* _TASK DESCRIPTION_: Provide an exact copy of the data, excluding the images.

* _DATA SHOWN_:

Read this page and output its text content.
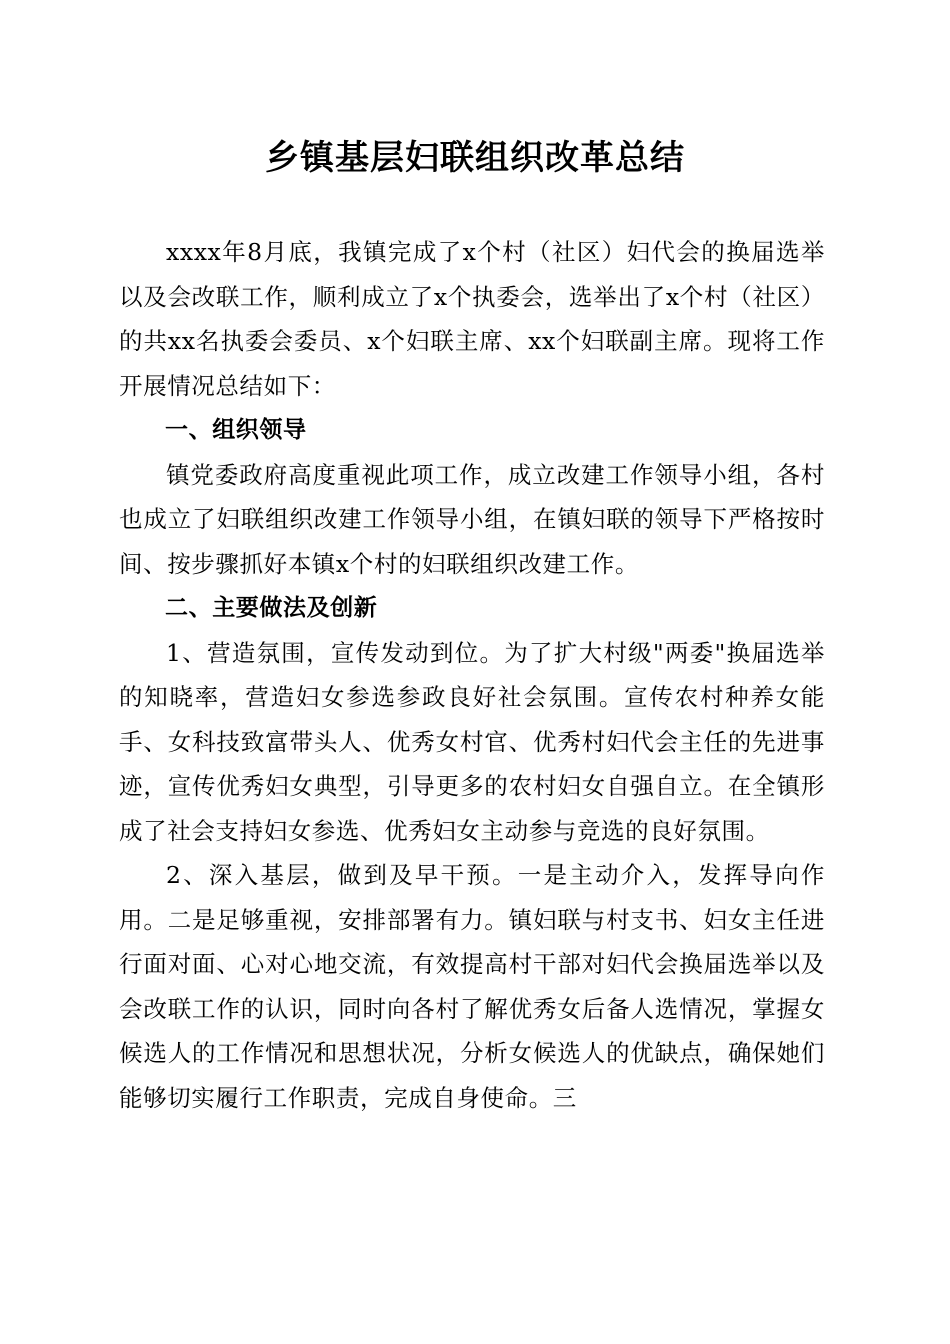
乡镇基层妇联组织改革总结

xxxx年8月底，我镇完成了x个村（社区）妇代会的换届选举以及会改联工作，顺利成立了x个执委会，选举出了x个村（社区）的共xx名执委会委员、x个妇联主席、xx个妇联副主席。现将工作开展情况总结如下：

一、组织领导

镇党委政府高度重视此项工作，成立改建工作领导小组，各村也成立了妇联组织改建工作领导小组，在镇妇联的领导下严格按时间、按步骤抓好本镇x个村的妇联组织改建工作。

二、主要做法及创新

1、营造氛围，宣传发动到位。为了扩大村级"两委"换届选举的知晓率，营造妇女参选参政良好社会氛围。宣传农村种养女能手、女科技致富带头人、优秀女村官、优秀村妇代会主任的先进事迹，宣传优秀妇女典型，引导更多的农村妇女自强自立。在全镇形成了社会支持妇女参选、优秀妇女主动参与竞选的良好氛围。

2、深入基层，做到及早干预。一是主动介入，发挥导向作用。二是足够重视，安排部署有力。镇妇联与村支书、妇女主任进行面对面、心对心地交流，有效提高村干部对妇代会换届选举以及会改联工作的认识，同时向各村了解优秀女后备人选情况，掌握女候选人的工作情况和思想状况，分析女候选人的优缺点，确保她们能够切实履行工作职责，完成自身使命。三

* _FULL OUTPUT_:
Read this page and output its text content.
乡镇基层妇联组织改革总结

xxxx年8月底，我镇完成了x个村（社区）妇代会的换届选举以及会改联工作，顺利成立了x个执委会，选举出了x个村（社区）的共xx名执委会委员、x个妇联主席、xx个妇联副主席。现将工作开展情况总结如下：

一、组织领导

镇党委政府高度重视此项工作，成立改建工作领导小组，各村也成立了妇联组织改建工作领导小组，在镇妇联的领导下严格按时间、按步骤抓好本镇x个村的妇联组织改建工作。

二、主要做法及创新

1、营造氛围，宣传发动到位。为了扩大村级"两委"换届选举的知晓率，营造妇女参选参政良好社会氛围。宣传农村种养女能手、女科技致富带头人、优秀女村官、优秀村妇代会主任的先进事迹，宣传优秀妇女典型，引导更多的农村妇女自强自立。在全镇形成了社会支持妇女参选、优秀妇女主动参与竞选的良好氛围。

2、深入基层，做到及早干预。一是主动介入，发挥导向作用。二是足够重视，安排部署有力。镇妇联与村支书、妇女主任进行面对面、心对心地交流，有效提高村干部对妇代会换届选举以及会改联工作的认识，同时向各村了解优秀女后备人选情况，掌握女候选人的工作情况和思想状况，分析女候选人的优缺点，确保她们能够切实履行工作职责，完成自身使命。三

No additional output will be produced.